* **Reading passage**:
•••••

To celebrate the launch of the book, which officially comes out Tuesday, Kayne will be hosting bi-coastal dinner parties. Courteney Cox opened the doors of her Malibu abode last Saturday and welcomed a crew of Kayne fans including Laura Dern, who enjoyed recipes from the book such as Parchment Wrapped Halibut with Lavender and Lemon.
In New York this week, Kayne is teaming with DIY dinner-party master Martha Stewart, who wrote the foreword to the book, for an event at Robert De Niro’s Greenwich Hotel. The domestic duo will bring the book to life with a West Coast-inspired soiree at the Tribeca hotspot featuring florals from Fox Fodder Farm, natural table linens and wooden tableware representative of the book’s aesthetic. Guests such as Lauren Bush and Alexi Ashe (Seth Meyers’ wife) will be on hand to sample the California-style cuisine and cocktails, including Golden Roasted Beets with Charred Scallion Pesto and Orrechiette with Broccoli Rabe and Blistered Peppers.
For those looking to recreate her effortless entertaining at home, the book is divided into seasons, each taking a cue from one of Jenni’s favorite California locations and sources of inspiration — Ojai, Lake Tahoe, Santa Ynez and Los Angeles. In addition to menus for a “Simple Summer Brunch” with homemade granola and a “Chocolate Fondue Party” (with vegan chocolate fondue, of course), the photo-driven tome features other key elements for the perfect party, from floral arranging to the ideal supply closet, and ideas for parting gifts (garden sea salt and a honey face mask). Pacific Natural is sure to inspire even the most domestically challenged to store dry goods in glass Weck jars and tie linen napkins with a simple strand of jute twine.
While the book doesn’t suggest how to craft the ideal guest list, the designer confirms that selecting who gathers around the table is almost as important as a signature cocktail like the Rosemary Paloma: “It’s a pretty open-door policy at my house, but a good guest list is really just a group of people who are ready to put their phones away, enjoy one another and maybe come help cook in the kitchen!”

•••••

* **Recorded data**:

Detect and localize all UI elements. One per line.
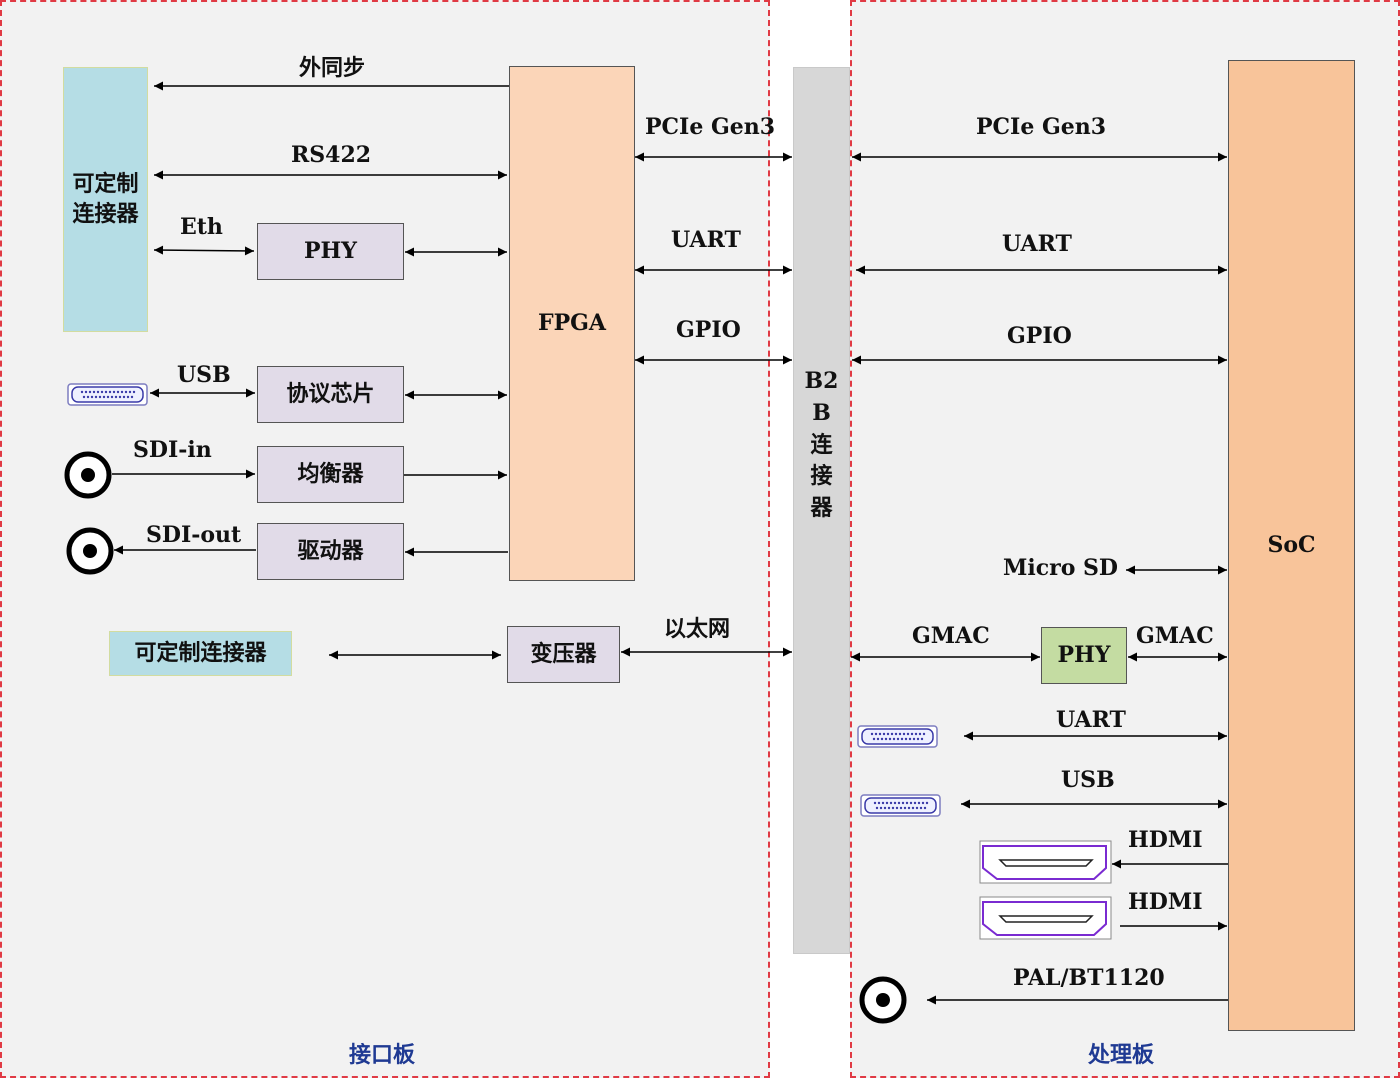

•••••

* **Stated exercise A**: Sum up the passage about the Pacific Natural book launch in two sentences.
* **Stated exercise B**: Translate this sentence from the passage about the Pacific Natural book launch into Spanish: "Pacific Natural is sure to inspire even the most domestically challenged to store dry goods in glass Weck jars and tie linen napkins with a simple strand of jute twine."
The lines have nothing to do with the passage about the book launch.

* **Exercise output A**: To celebrate the book's launch, Kayne is hosting dinner parties on both coasts: one at Courteney Cox's Malibu home, and one in New York with Martha Stewart, who wrote the foreword, at the Greenwich Hotel. The book is divided into seasons tied to California places and covers menus, party elements and parting gifts, and Kayne says a good guest list is people ready to put their phones away and enjoy one another.

* **Exercise output B**: Pacific Natural seguramente inspirará incluso a los menos hábiles en las tareas domésticas a guardar los alimentos secos en frascos de vidrio Weck y a atar las servilletas de lino con una simple hebra de cordel de yute.